** START Material for this exercise **

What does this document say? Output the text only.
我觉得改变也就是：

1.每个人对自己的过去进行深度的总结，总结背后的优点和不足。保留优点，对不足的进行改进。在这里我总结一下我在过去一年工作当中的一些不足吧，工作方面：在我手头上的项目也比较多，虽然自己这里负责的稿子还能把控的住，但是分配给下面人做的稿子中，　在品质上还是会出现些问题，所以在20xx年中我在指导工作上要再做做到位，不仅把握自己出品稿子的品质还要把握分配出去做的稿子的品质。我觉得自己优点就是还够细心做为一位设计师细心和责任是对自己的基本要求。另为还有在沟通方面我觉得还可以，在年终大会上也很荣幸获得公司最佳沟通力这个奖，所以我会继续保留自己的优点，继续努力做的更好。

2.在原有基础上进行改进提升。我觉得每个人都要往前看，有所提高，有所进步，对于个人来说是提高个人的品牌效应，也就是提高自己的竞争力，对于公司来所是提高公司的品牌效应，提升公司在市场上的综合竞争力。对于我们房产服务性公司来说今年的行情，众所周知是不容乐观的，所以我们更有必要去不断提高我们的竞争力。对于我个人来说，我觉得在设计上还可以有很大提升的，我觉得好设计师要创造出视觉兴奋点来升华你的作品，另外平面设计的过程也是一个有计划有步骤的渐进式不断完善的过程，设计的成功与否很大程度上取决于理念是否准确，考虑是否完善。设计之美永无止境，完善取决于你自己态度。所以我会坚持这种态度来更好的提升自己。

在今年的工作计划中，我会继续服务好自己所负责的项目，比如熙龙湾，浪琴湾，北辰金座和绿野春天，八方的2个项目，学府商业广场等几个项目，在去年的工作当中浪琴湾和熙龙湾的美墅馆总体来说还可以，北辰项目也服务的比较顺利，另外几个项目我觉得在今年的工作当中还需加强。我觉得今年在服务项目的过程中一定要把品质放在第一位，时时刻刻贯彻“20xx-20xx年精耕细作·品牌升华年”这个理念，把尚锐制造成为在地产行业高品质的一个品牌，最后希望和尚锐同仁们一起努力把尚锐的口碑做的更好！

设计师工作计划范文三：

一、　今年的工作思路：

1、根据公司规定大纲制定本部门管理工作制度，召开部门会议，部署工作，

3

** END Material for this exercise **

§ Written problem
Take the data above and return it exactly.

§ Response to this task
What does this document say? Output the text only.
我觉得改变也就是：

1.每个人对自己的过去进行深度的总结，总结背后的优点和不足。保留优点，对不足的进行改进。在这里我总结一下我在过去一年工作当中的一些不足吧，工作方面：在我手头上的项目也比较多，虽然自己这里负责的稿子还能把控的住，但是分配给下面人做的稿子中，　在品质上还是会出现些问题，所以在20xx年中我在指导工作上要再做做到位，不仅把握自己出品稿子的品质还要把握分配出去做的稿子的品质。我觉得自己优点就是还够细心做为一位设计师细心和责任是对自己的基本要求。另为还有在沟通方面我觉得还可以，在年终大会上也很荣幸获得公司最佳沟通力这个奖，所以我会继续保留自己的优点，继续努力做的更好。

2.在原有基础上进行改进提升。我觉得每个人都要往前看，有所提高，有所进步，对于个人来说是提高个人的品牌效应，也就是提高自己的竞争力，对于公司来所是提高公司的品牌效应，提升公司在市场上的综合竞争力。对于我们房产服务性公司来说今年的行情，众所周知是不容乐观的，所以我们更有必要去不断提高我们的竞争力。对于我个人来说，我觉得在设计上还可以有很大提升的，我觉得好设计师要创造出视觉兴奋点来升华你的作品，另外平面设计的过程也是一个有计划有步骤的渐进式不断完善的过程，设计的成功与否很大程度上取决于理念是否准确，考虑是否完善。设计之美永无止境，完善取决于你自己态度。所以我会坚持这种态度来更好的提升自己。

在今年的工作计划中，我会继续服务好自己所负责的项目，比如熙龙湾，浪琴湾，北辰金座和绿野春天，八方的2个项目，学府商业广场等几个项目，在去年的工作当中浪琴湾和熙龙湾的美墅馆总体来说还可以，北辰项目也服务的比较顺利，另外几个项目我觉得在今年的工作当中还需加强。我觉得今年在服务项目的过程中一定要把品质放在第一位，时时刻刻贯彻“20xx-20xx年精耕细作·品牌升华年”这个理念，把尚锐制造成为在地产行业高品质的一个品牌，最后希望和尚锐同仁们一起努力把尚锐的口碑做的更好！

设计师工作计划范文三：

一、　今年的工作思路：

1、根据公司规定大纲制定本部门管理工作制度，召开部门会议，部署工作，

3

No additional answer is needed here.